■ **WHAT YOU NEED TO DO**: Return every record verbatim.

■ **DATA FOR THE TASK**:

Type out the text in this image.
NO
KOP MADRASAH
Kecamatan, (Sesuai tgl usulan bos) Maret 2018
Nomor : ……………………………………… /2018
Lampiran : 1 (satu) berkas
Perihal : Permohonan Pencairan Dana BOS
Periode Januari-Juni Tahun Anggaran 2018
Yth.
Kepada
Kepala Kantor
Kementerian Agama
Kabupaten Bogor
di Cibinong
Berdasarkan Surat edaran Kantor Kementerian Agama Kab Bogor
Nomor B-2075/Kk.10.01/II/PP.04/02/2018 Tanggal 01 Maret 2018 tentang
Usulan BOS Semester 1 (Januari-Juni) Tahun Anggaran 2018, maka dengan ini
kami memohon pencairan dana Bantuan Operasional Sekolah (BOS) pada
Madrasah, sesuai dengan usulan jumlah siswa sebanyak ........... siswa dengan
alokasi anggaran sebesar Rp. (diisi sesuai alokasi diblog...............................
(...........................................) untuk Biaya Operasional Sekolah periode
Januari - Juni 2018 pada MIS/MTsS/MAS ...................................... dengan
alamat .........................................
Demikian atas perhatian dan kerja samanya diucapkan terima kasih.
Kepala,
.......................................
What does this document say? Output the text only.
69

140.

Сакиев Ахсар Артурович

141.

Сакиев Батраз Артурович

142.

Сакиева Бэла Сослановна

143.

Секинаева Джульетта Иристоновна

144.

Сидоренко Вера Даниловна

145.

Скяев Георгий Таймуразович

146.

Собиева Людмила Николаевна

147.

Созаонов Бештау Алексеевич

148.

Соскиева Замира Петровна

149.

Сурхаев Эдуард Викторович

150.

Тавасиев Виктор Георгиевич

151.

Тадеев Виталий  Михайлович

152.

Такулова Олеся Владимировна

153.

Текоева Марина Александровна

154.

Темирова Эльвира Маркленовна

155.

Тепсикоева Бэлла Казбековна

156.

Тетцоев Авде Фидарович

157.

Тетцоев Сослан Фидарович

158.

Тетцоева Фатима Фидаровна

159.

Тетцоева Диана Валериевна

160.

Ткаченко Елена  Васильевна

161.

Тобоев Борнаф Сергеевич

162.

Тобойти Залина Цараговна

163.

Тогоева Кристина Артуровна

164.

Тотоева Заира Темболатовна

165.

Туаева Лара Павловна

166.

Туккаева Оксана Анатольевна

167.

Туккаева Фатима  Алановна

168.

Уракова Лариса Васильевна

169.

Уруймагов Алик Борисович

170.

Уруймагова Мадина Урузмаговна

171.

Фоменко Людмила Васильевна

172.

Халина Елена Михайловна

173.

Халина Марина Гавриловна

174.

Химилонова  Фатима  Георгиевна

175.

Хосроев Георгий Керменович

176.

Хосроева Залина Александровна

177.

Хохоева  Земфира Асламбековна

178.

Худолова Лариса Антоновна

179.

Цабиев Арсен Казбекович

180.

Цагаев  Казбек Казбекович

■ **REPLY TO THE TASK**:
Type out the text in this image.
NO
KOP MADRASAH
Kecamatan, (Sesuai tgl usulan bos) Maret 2018
Nomor : ……………………………………… /2018
Lampiran : 1 (satu) berkas
Perihal : Permohonan Pencairan Dana BOS
Periode Januari-Juni Tahun Anggaran 2018
Yth.
Kepada
Kepala Kantor
Kementerian Agama
Kabupaten Bogor
di Cibinong
Berdasarkan Surat edaran Kantor Kementerian Agama Kab Bogor
Nomor B-2075/Kk.10.01/II/PP.04/02/2018 Tanggal 01 Maret 2018 tentang
Usulan BOS Semester 1 (Januari-Juni) Tahun Anggaran 2018, maka dengan ini
kami memohon pencairan dana Bantuan Operasional Sekolah (BOS) pada
Madrasah, sesuai dengan usulan jumlah siswa sebanyak ........... siswa dengan
alokasi anggaran sebesar Rp. (diisi sesuai alokasi diblog...............................
(...........................................) untuk Biaya Operasional Sekolah periode
Januari - Juni 2018 pada MIS/MTsS/MAS ...................................... dengan
alamat .........................................
Demikian atas perhatian dan kerja samanya diucapkan terima kasih.
Kepala,
.......................................
What does this document say? Output the text only.
69

140.

Сакиев Ахсар Артурович

141.

Сакиев Батраз Артурович

142.

Сакиева Бэла Сослановна

143.

Секинаева Джульетта Иристоновна

144.

Сидоренко Вера Даниловна

145.

Скяев Георгий Таймуразович

146.

Собиева Людмила Николаевна

147.

Созаонов Бештау Алексеевич

148.

Соскиева Замира Петровна

149.

Сурхаев Эдуард Викторович

150.

Тавасиев Виктор Георгиевич

151.

Тадеев Виталий  Михайлович

152.

Такулова Олеся Владимировна

153.

Текоева Марина Александровна

154.

Темирова Эльвира Маркленовна

155.

Тепсикоева Бэлла Казбековна

156.

Тетцоев Авде Фидарович

157.

Тетцоев Сослан Фидарович

158.

Тетцоева Фатима Фидаровна

159.

Тетцоева Диана Валериевна

160.

Ткаченко Елена  Васильевна

161.

Тобоев Борнаф Сергеевич

162.

Тобойти Залина Цараговна

163.

Тогоева Кристина Артуровна

164.

Тотоева Заира Темболатовна

165.

Туаева Лара Павловна

166.

Туккаева Оксана Анатольевна

167.

Туккаева Фатима  Алановна

168.

Уракова Лариса Васильевна

169.

Уруймагов Алик Борисович

170.

Уруймагова Мадина Урузмаговна

171.

Фоменко Людмила Васильевна

172.

Халина Елена Михайловна

173.

Халина Марина Гавриловна

174.

Химилонова  Фатима  Георгиевна

175.

Хосроев Георгий Керменович

176.

Хосроева Залина Александровна

177.

Хохоева  Земфира Асламбековна

178.

Худолова Лариса Антоновна

179.

Цабиев Арсен Казбекович

180.

Цагаев  Казбек Казбекович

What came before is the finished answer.